Start

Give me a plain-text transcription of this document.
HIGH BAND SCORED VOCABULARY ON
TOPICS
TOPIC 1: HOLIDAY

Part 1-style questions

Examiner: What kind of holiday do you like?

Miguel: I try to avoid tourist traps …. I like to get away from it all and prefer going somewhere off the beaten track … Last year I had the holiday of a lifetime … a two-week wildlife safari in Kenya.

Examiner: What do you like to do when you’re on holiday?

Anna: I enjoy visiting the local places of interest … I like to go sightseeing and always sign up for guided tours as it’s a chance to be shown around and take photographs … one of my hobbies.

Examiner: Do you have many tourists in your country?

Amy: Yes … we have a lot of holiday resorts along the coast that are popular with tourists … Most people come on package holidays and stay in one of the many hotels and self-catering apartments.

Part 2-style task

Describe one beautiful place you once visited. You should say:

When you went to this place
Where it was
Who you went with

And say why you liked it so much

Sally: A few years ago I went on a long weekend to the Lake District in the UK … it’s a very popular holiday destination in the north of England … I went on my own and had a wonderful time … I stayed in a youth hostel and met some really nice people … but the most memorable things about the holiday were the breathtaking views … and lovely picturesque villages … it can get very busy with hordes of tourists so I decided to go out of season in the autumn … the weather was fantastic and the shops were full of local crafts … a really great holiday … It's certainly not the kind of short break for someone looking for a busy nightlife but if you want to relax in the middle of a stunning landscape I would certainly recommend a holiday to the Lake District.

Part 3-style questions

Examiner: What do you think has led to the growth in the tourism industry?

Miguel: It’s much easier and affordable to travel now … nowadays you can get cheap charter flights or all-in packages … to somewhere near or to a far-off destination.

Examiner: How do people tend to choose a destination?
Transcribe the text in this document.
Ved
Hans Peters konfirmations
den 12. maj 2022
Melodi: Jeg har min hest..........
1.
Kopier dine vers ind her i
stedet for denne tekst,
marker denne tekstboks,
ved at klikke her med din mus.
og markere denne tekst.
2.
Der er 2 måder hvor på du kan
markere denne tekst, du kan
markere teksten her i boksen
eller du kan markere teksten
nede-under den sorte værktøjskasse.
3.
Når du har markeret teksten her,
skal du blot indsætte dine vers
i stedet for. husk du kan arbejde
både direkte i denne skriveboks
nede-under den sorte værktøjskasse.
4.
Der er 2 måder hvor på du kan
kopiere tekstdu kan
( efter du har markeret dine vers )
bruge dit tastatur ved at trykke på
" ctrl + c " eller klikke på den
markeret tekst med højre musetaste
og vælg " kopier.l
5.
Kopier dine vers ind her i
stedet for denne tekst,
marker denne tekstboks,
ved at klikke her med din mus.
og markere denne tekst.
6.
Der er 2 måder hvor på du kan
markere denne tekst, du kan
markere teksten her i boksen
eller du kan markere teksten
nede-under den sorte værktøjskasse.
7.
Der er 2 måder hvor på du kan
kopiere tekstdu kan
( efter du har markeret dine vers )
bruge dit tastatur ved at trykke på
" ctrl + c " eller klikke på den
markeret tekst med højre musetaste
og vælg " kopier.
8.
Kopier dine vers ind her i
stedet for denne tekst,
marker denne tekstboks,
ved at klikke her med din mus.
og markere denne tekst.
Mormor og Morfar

End

**Task statement**. Send back every record, precisely as written.

**Final answer**.
Give me a plain-text transcription of this document.
HIGH BAND SCORED VOCABULARY ON
TOPICS
TOPIC 1: HOLIDAY

Part 1-style questions

Examiner: What kind of holiday do you like?

Miguel: I try to avoid tourist traps …. I like to get away from it all and prefer going somewhere off the beaten track … Last year I had the holiday of a lifetime … a two-week wildlife safari in Kenya.

Examiner: What do you like to do when you’re on holiday?

Anna: I enjoy visiting the local places of interest … I like to go sightseeing and always sign up for guided tours as it’s a chance to be shown around and take photographs … one of my hobbies.

Examiner: Do you have many tourists in your country?

Amy: Yes … we have a lot of holiday resorts along the coast that are popular with tourists … Most people come on package holidays and stay in one of the many hotels and self-catering apartments.

Part 2-style task

Describe one beautiful place you once visited. You should say:

When you went to this place
Where it was
Who you went with

And say why you liked it so much

Sally: A few years ago I went on a long weekend to the Lake District in the UK … it’s a very popular holiday destination in the north of England … I went on my own and had a wonderful time … I stayed in a youth hostel and met some really nice people … but the most memorable things about the holiday were the breathtaking views … and lovely picturesque villages … it can get very busy with hordes of tourists so I decided to go out of season in the autumn … the weather was fantastic and the shops were full of local crafts … a really great holiday … It's certainly not the kind of short break for someone looking for a busy nightlife but if you want to relax in the middle of a stunning landscape I would certainly recommend a holiday to the Lake District.

Part 3-style questions

Examiner: What do you think has led to the growth in the tourism industry?

Miguel: It’s much easier and affordable to travel now … nowadays you can get cheap charter flights or all-in packages … to somewhere near or to a far-off destination.

Examiner: How do people tend to choose a destination?
Transcribe the text in this document.
Ved
Hans Peters konfirmations
den 12. maj 2022
Melodi: Jeg har min hest..........
1.
Kopier dine vers ind her i
stedet for denne tekst,
marker denne tekstboks,
ved at klikke her med din mus.
og markere denne tekst.
2.
Der er 2 måder hvor på du kan
markere denne tekst, du kan
markere teksten her i boksen
eller du kan markere teksten
nede-under den sorte værktøjskasse.
3.
Når du har markeret teksten her,
skal du blot indsætte dine vers
i stedet for. husk du kan arbejde
både direkte i denne skriveboks
nede-under den sorte værktøjskasse.
4.
Der er 2 måder hvor på du kan
kopiere tekstdu kan
( efter du har markeret dine vers )
bruge dit tastatur ved at trykke på
" ctrl + c " eller klikke på den
markeret tekst med højre musetaste
og vælg " kopier.l
5.
Kopier dine vers ind her i
stedet for denne tekst,
marker denne tekstboks,
ved at klikke her med din mus.
og markere denne tekst.
6.
Der er 2 måder hvor på du kan
markere denne tekst, du kan
markere teksten her i boksen
eller du kan markere teksten
nede-under den sorte værktøjskasse.
7.
Der er 2 måder hvor på du kan
kopiere tekstdu kan
( efter du har markeret dine vers )
bruge dit tastatur ved at trykke på
" ctrl + c " eller klikke på den
markeret tekst med højre musetaste
og vælg " kopier.
8.
Kopier dine vers ind her i
stedet for denne tekst,
marker denne tekstboks,
ved at klikke her med din mus.
og markere denne tekst.
Mormor og Morfar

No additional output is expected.